* Goal *
Copy the data exactly; pictures stay out of the copy.

***** Provided entries *****

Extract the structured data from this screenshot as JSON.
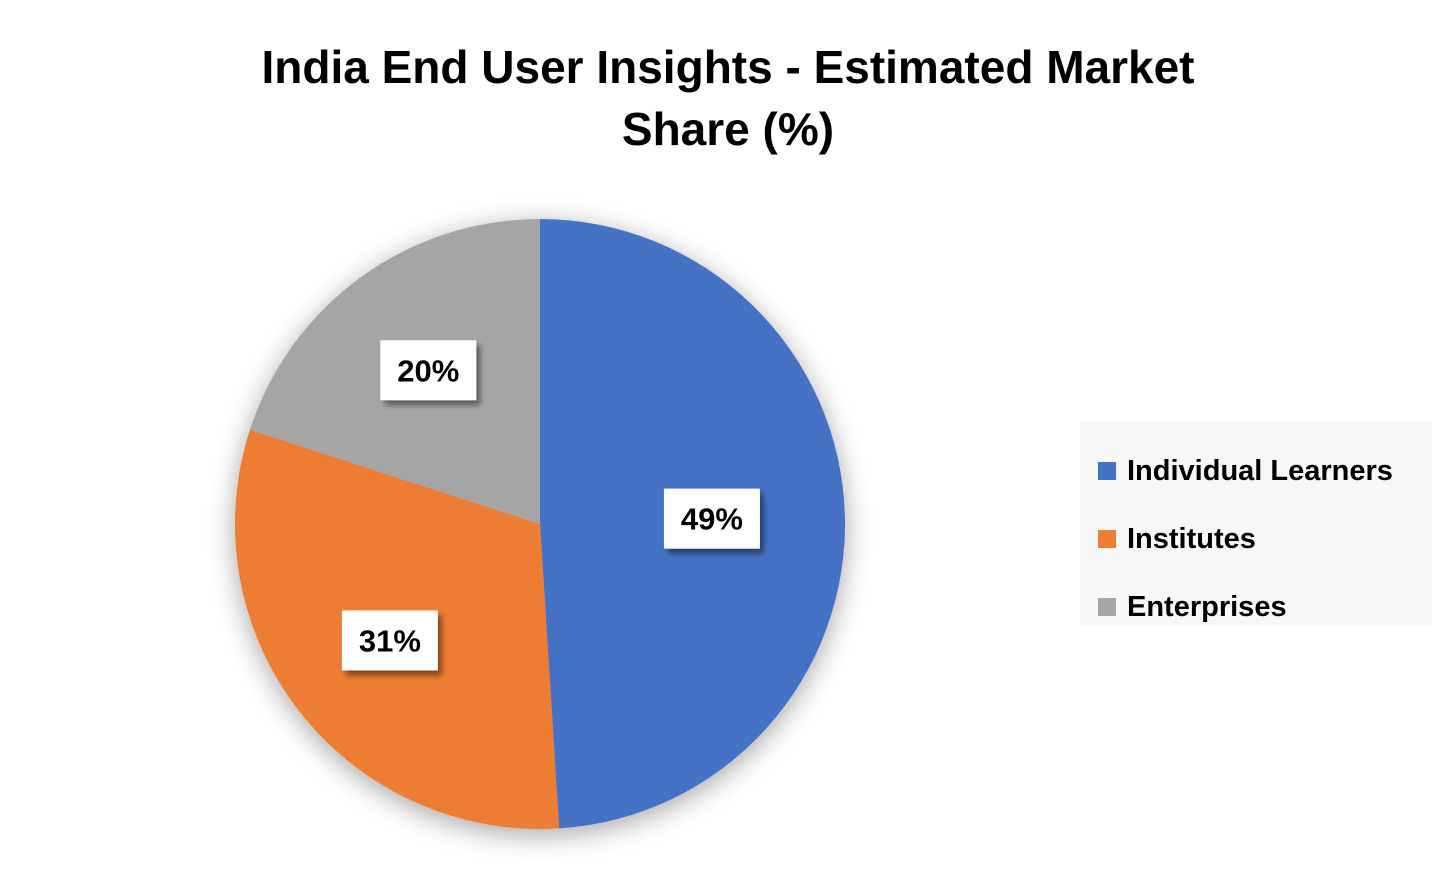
{
  "chart_data": {
    "type": "pie",
    "title": "India End User Insights - Estimated Market Share (%)",
    "categories": [
      "Individual Learners",
      "Institutes",
      "Enterprises"
    ],
    "values": [
      49,
      31,
      20
    ],
    "data_labels": [
      "49%",
      "31%",
      "20%"
    ],
    "colors": [
      "#4472c4",
      "#ed7d31",
      "#a5a5a5"
    ],
    "legend_position": "right",
    "start_angle": "top, clockwise"
  }
}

*****

* Final result *
Extract the structured data from this screenshot as JSON.
{
  "chart_data": {
    "type": "pie",
    "title": "India End User Insights - Estimated Market Share (%)",
    "categories": [
      "Individual Learners",
      "Institutes",
      "Enterprises"
    ],
    "values": [
      49,
      31,
      20
    ],
    "data_labels": [
      "49%",
      "31%",
      "20%"
    ],
    "colors": [
      "#4472c4",
      "#ed7d31",
      "#a5a5a5"
    ],
    "legend_position": "right",
    "start_angle": "top, clockwise"
  }
}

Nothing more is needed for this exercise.